begin TASK INPUTS

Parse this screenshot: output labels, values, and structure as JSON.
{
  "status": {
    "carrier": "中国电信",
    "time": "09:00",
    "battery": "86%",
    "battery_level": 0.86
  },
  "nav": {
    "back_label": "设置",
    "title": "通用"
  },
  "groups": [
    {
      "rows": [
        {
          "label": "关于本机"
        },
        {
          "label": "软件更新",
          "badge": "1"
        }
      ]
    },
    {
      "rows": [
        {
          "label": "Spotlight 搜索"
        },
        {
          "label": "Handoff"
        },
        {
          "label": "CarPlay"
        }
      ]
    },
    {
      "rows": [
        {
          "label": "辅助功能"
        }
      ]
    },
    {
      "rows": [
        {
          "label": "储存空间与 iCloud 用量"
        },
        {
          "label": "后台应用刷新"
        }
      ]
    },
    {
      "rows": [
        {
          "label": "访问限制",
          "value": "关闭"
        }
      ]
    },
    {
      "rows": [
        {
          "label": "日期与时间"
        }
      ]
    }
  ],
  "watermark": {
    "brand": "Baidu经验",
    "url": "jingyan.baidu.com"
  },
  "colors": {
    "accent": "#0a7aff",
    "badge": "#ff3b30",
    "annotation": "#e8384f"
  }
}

end TASK INPUTS

EXERCISE GOAL
Type out the full listing again, exactly as given.

ANSWER TO THE TASK
Parse this screenshot: output labels, values, and structure as JSON.
{
  "status": {
    "carrier": "中国电信",
    "time": "09:00",
    "battery": "86%",
    "battery_level": 0.86
  },
  "nav": {
    "back_label": "设置",
    "title": "通用"
  },
  "groups": [
    {
      "rows": [
        {
          "label": "关于本机"
        },
        {
          "label": "软件更新",
          "badge": "1"
        }
      ]
    },
    {
      "rows": [
        {
          "label": "Spotlight 搜索"
        },
        {
          "label": "Handoff"
        },
        {
          "label": "CarPlay"
        }
      ]
    },
    {
      "rows": [
        {
          "label": "辅助功能"
        }
      ]
    },
    {
      "rows": [
        {
          "label": "储存空间与 iCloud 用量"
        },
        {
          "label": "后台应用刷新"
        }
      ]
    },
    {
      "rows": [
        {
          "label": "访问限制",
          "value": "关闭"
        }
      ]
    },
    {
      "rows": [
        {
          "label": "日期与时间"
        }
      ]
    }
  ],
  "watermark": {
    "brand": "Baidu经验",
    "url": "jingyan.baidu.com"
  },
  "colors": {
    "accent": "#0a7aff",
    "badge": "#ff3b30",
    "annotation": "#e8384f"
  }
}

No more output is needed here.